> **CONSIGNE**
D'après le texte sur les Travellers, en quoi consiste la pratique du « sibling exchange » ?

Les Travellers et autres groupes « Gypsy like » sont intégrés à l’économie plus large et leur subsistance dépend de la présence d’autres groupes (Okely, 1983). Leurs revenus dépendent du marché (le prix de la ferraille peut par exemple être très variable) mais aussi de la manière dont ils sont perçus et acceptés. Les discriminations à l’embauche et au travail sont en effet courantes de la part des non-Travellers comme des Travellers (Helleiner, 2000). Okely note que c’est d’ailleurs un aspect qui pousse les English Gypsies à adapter leur discours et la manière dont ils se présentent selon leurs interlocuteurs.
Les capacités individuelles, l’autonomie et l’indépendance, permettent à l’individu d’être reconnu par ses pairs et d’obtenir un statut au sein de la communauté. Toutefois, on comprend que le système économique des Travellers génère des inégalités et une stratification sociale (Helleiner, 2000). La coopération entre les family work units est nécessaire, chaque individu doit posséder et entretenir un réseau d’entraide, d’échanges et de travail collectif, avec la famille étendue et les alliés. Réseaux et succès sont interdépendants : plus un individu a d’alliés, plus il a de possibilités économiques ; et plus il est actif, plus son réseau s’étend.

Mariage, alliances et réseaux

Les principes de descendances et d’alliances participent à renforcer les liens entre les familles et partenaires. Comme il a déjà été dit, la descendance, les « liens du sang », est également centrale au critère d’appartenance à la communauté. Gypsies et Travellers ont un système de filiation indifférencié mais la lignée paternelle reste culturellement plus valorisée (Gmelch, et al., 1975; Helleiner, 2000; Okely, 1983).
L’endogamie est recherchée (Helleiner, 2000), elle permet de créer, conserver et améliorer les relations entre les familles, c’est pourquoi l’alliance avec des « close relatives » ou « friends » est encouragée : « When families are tied together by numerous marriages, they develop a sense of solidarity expressed in the common saying, “There is no differ between them, they’re married in through one another” » (Gmelch, et al., 1975: 66). En se mariant « proche », les Irish Travellers espèrent favoriser l’entente dans le couple et le protéger, cela permet aussi à la femme de retourner plus facilement dans sa famille en cas de conflit (Helleiner, 2000). La pratique du « sibling exchange » est courante et entre dans cet objectif de conserver des liens étroits entre les familles : les frères et sœurs respectifs de deux familles sont échangés et mariés.
Ce type d’union est supposé encourager la coopération dans le couple, renforcer les liens frèressœurs et donc consolider les liens familiaux et alliances. Cela offre aussi la possibilité à la famille de couvrir un plus grand territoire (Okely, 1983). Cependant, comme dans d’autres domaines, la règle n’est pas stricte et est laissée à l’appréciation de chacun. Certains considèrent l’union avec un « étranger » préférable, il est en effet plus aisé de se plaindre à un proche s’il n’a pas de lien avec la famille du conjoint. Okely décèle quatre interdits des English Gypsies que l’on retrouve avec les Irish Travellers, des règles qui restent néanmoins flexibles dans la pratique. L’interdit de se marier à un Gorgio est une règle régulièrement énoncée. Un non-Gypsy qui se marierait avec un Gypsy doit renoncer à certains aspects de sa vie qui constituent, aux yeux des Gypsy, la vie Gorgio.

> **ENTRÉES FOURNIES**

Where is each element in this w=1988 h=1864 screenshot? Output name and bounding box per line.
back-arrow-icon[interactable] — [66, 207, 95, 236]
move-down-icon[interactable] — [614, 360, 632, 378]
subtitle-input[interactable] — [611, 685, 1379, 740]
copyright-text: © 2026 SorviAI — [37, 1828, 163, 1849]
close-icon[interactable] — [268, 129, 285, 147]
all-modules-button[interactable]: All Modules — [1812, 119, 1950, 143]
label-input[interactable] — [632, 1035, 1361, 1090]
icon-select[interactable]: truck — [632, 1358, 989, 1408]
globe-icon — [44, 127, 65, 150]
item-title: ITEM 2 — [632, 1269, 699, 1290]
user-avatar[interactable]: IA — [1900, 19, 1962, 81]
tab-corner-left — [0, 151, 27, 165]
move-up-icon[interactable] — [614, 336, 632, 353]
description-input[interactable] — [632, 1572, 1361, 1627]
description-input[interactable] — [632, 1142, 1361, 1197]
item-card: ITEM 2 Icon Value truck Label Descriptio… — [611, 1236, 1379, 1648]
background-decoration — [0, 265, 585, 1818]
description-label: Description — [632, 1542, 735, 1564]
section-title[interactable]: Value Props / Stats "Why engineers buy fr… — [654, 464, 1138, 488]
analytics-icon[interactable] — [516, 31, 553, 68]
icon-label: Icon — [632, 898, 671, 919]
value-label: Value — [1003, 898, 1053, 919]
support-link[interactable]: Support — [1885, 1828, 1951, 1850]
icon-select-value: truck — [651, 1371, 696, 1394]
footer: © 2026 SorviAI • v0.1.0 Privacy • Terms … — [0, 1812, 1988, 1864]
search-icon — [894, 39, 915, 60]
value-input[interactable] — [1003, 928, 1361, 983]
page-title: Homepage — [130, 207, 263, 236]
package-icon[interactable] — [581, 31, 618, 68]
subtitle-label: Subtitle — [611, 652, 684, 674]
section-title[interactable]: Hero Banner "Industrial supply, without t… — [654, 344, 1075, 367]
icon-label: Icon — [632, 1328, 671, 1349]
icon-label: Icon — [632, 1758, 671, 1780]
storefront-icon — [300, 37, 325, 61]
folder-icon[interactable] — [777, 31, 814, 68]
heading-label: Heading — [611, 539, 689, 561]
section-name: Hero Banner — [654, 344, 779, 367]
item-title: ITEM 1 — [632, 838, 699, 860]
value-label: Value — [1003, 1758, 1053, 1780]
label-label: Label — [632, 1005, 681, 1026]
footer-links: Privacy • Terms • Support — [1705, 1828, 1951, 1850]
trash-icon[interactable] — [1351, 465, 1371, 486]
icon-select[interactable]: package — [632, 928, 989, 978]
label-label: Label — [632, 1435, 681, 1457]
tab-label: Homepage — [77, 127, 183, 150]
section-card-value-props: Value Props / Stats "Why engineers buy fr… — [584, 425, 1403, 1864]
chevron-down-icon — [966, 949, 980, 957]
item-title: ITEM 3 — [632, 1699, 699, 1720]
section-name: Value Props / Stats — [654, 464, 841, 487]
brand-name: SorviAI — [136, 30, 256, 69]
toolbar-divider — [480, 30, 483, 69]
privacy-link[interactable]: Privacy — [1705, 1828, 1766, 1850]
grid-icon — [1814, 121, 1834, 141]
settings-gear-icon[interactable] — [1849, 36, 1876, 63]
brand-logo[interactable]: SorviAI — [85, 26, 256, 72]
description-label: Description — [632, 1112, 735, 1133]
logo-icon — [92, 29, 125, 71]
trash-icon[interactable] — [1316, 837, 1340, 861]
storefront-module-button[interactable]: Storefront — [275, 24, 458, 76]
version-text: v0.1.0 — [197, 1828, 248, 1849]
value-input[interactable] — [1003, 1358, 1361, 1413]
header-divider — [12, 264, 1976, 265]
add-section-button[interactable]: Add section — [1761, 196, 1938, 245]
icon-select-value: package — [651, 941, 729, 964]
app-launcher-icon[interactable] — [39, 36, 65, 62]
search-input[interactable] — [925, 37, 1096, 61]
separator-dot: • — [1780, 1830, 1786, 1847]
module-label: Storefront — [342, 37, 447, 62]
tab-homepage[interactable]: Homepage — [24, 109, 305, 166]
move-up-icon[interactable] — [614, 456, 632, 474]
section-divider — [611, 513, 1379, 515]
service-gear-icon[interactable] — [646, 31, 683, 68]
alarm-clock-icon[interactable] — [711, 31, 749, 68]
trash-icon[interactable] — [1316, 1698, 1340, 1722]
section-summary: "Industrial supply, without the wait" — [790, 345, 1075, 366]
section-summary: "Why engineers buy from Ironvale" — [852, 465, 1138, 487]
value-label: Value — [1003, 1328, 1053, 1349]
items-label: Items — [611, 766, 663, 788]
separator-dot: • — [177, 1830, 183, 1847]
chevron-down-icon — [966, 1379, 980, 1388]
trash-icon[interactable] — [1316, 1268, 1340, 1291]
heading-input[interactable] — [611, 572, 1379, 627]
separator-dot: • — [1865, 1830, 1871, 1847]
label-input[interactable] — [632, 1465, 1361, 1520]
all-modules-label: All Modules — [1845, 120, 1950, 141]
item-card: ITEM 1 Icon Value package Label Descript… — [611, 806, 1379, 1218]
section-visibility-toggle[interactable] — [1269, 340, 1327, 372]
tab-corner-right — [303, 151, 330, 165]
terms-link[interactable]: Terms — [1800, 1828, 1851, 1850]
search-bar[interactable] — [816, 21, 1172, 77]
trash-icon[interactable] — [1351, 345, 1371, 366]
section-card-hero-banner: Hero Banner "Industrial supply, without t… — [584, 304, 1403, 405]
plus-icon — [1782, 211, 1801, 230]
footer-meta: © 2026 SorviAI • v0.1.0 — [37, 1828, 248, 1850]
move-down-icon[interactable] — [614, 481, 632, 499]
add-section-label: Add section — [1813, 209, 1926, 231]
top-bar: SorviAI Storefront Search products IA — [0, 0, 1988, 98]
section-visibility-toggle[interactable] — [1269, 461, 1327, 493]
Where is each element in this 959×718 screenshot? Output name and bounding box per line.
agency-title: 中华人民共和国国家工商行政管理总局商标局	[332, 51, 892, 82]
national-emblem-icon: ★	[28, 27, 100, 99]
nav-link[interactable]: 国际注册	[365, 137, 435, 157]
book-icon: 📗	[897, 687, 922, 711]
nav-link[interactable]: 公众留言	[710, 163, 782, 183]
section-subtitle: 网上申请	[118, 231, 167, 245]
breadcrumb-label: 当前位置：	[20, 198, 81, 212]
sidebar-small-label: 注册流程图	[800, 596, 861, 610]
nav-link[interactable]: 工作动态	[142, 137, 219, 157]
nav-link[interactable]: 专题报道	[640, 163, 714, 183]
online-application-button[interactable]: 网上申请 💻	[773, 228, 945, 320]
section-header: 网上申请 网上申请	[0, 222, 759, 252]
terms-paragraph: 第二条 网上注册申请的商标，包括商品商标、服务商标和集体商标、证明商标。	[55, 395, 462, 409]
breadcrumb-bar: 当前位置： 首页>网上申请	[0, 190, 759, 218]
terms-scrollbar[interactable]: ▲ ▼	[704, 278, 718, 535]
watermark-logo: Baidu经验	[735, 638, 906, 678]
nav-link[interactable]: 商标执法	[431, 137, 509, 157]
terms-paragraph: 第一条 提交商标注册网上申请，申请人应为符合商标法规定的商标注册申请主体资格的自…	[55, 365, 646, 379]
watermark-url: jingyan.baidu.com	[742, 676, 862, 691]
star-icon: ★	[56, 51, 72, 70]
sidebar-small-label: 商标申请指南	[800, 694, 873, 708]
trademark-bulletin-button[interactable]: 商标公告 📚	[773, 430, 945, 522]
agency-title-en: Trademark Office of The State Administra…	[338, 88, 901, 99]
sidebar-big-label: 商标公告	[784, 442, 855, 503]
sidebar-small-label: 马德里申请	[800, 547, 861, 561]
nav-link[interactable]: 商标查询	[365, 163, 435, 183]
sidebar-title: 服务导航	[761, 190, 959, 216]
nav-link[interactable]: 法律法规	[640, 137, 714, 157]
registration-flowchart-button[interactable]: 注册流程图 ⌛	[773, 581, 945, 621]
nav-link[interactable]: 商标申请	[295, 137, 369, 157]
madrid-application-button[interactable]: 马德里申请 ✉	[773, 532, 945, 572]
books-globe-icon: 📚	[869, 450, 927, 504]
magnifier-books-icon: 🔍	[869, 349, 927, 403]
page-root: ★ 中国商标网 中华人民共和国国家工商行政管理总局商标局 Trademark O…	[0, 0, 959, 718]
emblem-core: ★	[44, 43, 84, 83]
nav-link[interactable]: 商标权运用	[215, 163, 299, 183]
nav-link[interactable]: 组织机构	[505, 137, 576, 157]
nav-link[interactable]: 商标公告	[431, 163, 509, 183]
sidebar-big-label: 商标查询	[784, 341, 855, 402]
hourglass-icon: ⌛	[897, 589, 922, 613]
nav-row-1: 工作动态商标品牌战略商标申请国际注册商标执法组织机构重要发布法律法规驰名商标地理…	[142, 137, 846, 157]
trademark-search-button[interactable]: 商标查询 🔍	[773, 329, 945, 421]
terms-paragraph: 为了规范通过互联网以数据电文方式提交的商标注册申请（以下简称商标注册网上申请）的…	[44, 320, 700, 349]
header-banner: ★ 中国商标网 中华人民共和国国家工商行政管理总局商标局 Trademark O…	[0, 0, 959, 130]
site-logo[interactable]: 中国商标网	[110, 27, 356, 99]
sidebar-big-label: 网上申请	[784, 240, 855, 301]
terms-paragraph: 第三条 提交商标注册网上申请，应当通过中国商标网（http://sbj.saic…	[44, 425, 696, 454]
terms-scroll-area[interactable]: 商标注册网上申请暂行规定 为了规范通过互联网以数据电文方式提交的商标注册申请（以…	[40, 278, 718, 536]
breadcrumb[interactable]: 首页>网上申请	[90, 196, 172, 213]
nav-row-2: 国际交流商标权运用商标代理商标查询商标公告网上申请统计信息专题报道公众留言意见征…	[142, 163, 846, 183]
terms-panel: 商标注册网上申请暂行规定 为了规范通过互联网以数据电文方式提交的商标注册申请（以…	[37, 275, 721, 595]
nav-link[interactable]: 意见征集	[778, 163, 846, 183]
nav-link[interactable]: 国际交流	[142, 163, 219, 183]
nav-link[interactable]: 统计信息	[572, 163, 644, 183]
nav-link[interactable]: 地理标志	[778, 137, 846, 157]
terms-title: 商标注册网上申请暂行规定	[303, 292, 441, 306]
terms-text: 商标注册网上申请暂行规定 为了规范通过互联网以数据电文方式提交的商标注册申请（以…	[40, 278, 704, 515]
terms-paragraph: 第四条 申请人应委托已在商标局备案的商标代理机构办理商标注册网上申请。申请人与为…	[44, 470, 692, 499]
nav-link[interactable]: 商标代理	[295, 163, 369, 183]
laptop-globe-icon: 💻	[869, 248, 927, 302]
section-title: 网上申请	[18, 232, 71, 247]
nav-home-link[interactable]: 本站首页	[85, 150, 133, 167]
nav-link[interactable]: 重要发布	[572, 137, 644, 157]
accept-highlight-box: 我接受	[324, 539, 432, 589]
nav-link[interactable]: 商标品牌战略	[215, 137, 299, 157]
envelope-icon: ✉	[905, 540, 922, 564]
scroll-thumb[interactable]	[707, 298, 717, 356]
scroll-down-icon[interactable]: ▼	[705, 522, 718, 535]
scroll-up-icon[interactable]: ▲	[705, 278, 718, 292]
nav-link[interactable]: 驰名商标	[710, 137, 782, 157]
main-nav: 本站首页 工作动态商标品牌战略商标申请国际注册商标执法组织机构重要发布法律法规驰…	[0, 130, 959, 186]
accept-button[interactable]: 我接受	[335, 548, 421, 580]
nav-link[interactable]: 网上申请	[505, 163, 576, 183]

> **RÉPONSE ATTENDUE**
Les frères et sœurs respectifs de deux familles sont échangés et mariés.